- **SELECTED EXCERPT**:
Question

Find the derivative of f(x) = 4 divided by x at x = 2.

Answer 1

ANSWER

$f'(2) = -1$

EXPLANATION

The given function is

$f(x) = \frac{4}{x}$

Recall that:

$\frac{c}{ {a}^{ m} } = c {a}^{ - m}$

We rewrite the given function using this rule to obtain,

$f(x) = 4 {x}^{ - 1}$

Recall again that,

If

$f(x)= a {x}^{n}$

then

$f'(x)=n a {x}^{n - 1}$

We differentiate using the power rule to obtain,

$f'(x) = - 1 \times 4 {x}^{ - 1 - 1}$

$f'(x) = - 4 {x}^{ - 2}$

We rewrite as positive index to obtain,

$f'(x) = - \frac{4}{ {x}^{2} }$

We plug in x=2 to obtain,

$f'(2) = - \frac{4}{ { (2)}^{2} } = - \frac{4}{4} = - 1$

Answer 2

Hello!

The answer is:

$f'(2)=-1$

Why?

To solve this problem, first we need to derivate the given function, and then, evaluate the derivated function with x equal to 2.

- **WHAT IS ASKED**:
**a)** Repeat the rows from the very start of the records through the row that contains "The grating element 410 is at (302, 262).", both ends included, with the pictures left out.
**b)** Proceed with the forum thread on the derivative of 4 divided by x, starting right after its last sentence.

- **MATERIALS PROVIDED**:

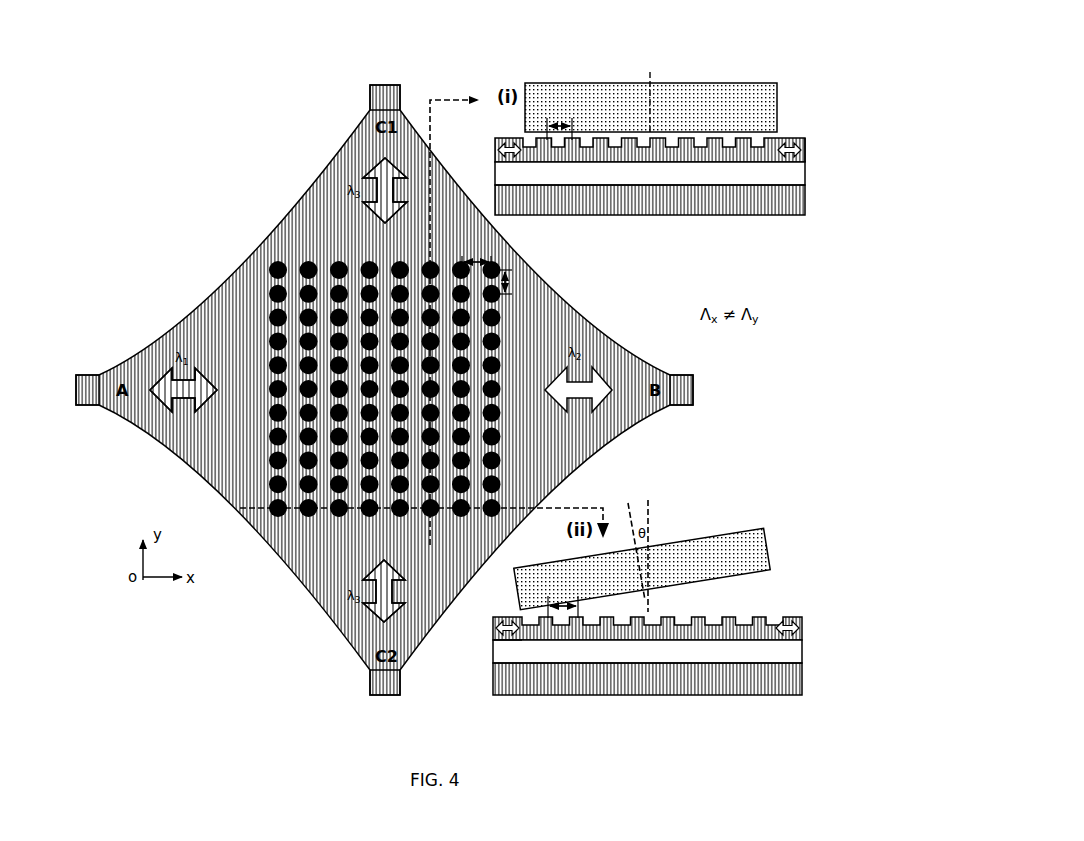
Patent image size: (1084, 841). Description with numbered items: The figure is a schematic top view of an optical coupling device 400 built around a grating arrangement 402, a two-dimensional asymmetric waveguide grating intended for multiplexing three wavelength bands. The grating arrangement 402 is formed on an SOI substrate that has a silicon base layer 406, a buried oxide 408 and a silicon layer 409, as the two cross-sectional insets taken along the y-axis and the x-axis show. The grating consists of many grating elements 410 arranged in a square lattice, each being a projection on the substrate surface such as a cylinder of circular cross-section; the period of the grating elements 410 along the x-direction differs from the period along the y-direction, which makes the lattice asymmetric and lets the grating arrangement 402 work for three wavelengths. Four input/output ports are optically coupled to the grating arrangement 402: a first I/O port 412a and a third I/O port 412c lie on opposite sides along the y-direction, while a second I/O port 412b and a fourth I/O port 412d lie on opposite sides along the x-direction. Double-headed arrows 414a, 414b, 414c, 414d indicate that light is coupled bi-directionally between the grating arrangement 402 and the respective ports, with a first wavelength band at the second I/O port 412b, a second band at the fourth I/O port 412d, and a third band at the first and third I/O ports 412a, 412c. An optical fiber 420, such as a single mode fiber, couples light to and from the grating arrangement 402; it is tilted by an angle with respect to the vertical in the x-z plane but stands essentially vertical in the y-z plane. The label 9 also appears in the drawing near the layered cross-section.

The optical coupling device 400 is at (188, 58).
The grating arrangement 402 is at (787, 108).
The silicon base layer 406 is at (765, 205).
The buried oxide 408 is at (649, 412).
The silicon layer 409 is at (535, 638).
The grating element 410 is at (302, 262).
The first I/O port 412a is at (372, 85).
The second I/O port 412b is at (84, 376).
The third I/O port 412c is at (378, 694).
The fourth I/O port 412d is at (694, 380).
The double-headed arrow 414a is at (380, 168).
The double-headed arrow 414b is at (165, 383).
The double-headed arrow 414c is at (388, 612).
The double-headed arrow 414d is at (612, 396).
The optical fiber 420 is at (738, 93).
The section line / grating layer edge 9 is at (808, 163).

- **EXPECTED RESPONSES**:
**a)**
Patent image size: (1084, 841). Description with numbered items: The figure is a schematic top view of an optical coupling device 400 built around a grating arrangement 402, a two-dimensional asymmetric waveguide grating intended for multiplexing three wavelength bands. The grating arrangement 402 is formed on an SOI substrate that has a silicon base layer 406, a buried oxide 408 and a silicon layer 409, as the two cross-sectional insets taken along the y-axis and the x-axis show. The grating consists of many grating elements 410 arranged in a square lattice, each being a projection on the substrate surface such as a cylinder of circular cross-section; the period of the grating elements 410 along the x-direction differs from the period along the y-direction, which makes the lattice asymmetric and lets the grating arrangement 402 work for three wavelengths. Four input/output ports are optically coupled to the grating arrangement 402: a first I/O port 412a and a third I/O port 412c lie on opposite sides along the y-direction, while a second I/O port 412b and a fourth I/O port 412d lie on opposite sides along the x-direction. Double-headed arrows 414a, 414b, 414c, 414d indicate that light is coupled bi-directionally between the grating arrangement 402 and the respective ports, with a first wavelength band at the second I/O port 412b, a second band at the fourth I/O port 412d, and a third band at the first and third I/O ports 412a, 412c. An optical fiber 420, such as a single mode fiber, couples light to and from the grating arrangement 402; it is tilted by an angle with respect to the vertical in the x-z plane but stands essentially vertical in the y-z plane. The label 9 also appears in the drawing near the layered cross-section.

The optical coupling device 400 is at (188, 58).
The grating arrangement 402 is at (787, 108).
The silicon base layer 406 is at (765, 205).
The buried oxide 408 is at (649, 412).
The silicon layer 409 is at (535, 638).
The grating element 410 is at (302, 262).

**b)**
The given function is:

$f(x)=\frac{4}{x}$

It's a quotient, so, we need to use the following formula to derivate it:

$f'(x)=\frac{d}{dx}(\frac{u}{v}) =\frac{v*u'-u*v'}{v^{2} }$

Then, of the given function we have that:

$u=4\\v=x$

So, derivating we have:

$f'(x)=\frac{d}{dx}(\frac{4}{x}) =\frac{x*(4)'-4*(x)'}{x^{2} }$

$f'(x)=\frac{d}{dx}(\frac{4}{x}) =\frac{x*0-4*1}{x^{2} }$

$f'(x)=\frac{d}{dx}(\frac{4}{x}) =\frac{0-4}{x^{2} }$

$f'(x)=\frac{d}{dx}(\frac{4}{x}) =\frac{-4}{x^{2} }$

Hence,

$f'(x)=\frac{d}{dx}(\frac{4}{x}) =\frac{-4}{x^{2} }$

Now, evaluating with x equal to 2, we have:

$f'(2)=\frac{-4}{(2)^{2} }$

$f'(2)=\frac{-4}{4}$

$f'(2)=-1$

Therefore, the answer is:

$f'(2)=-1$

Have a nice day!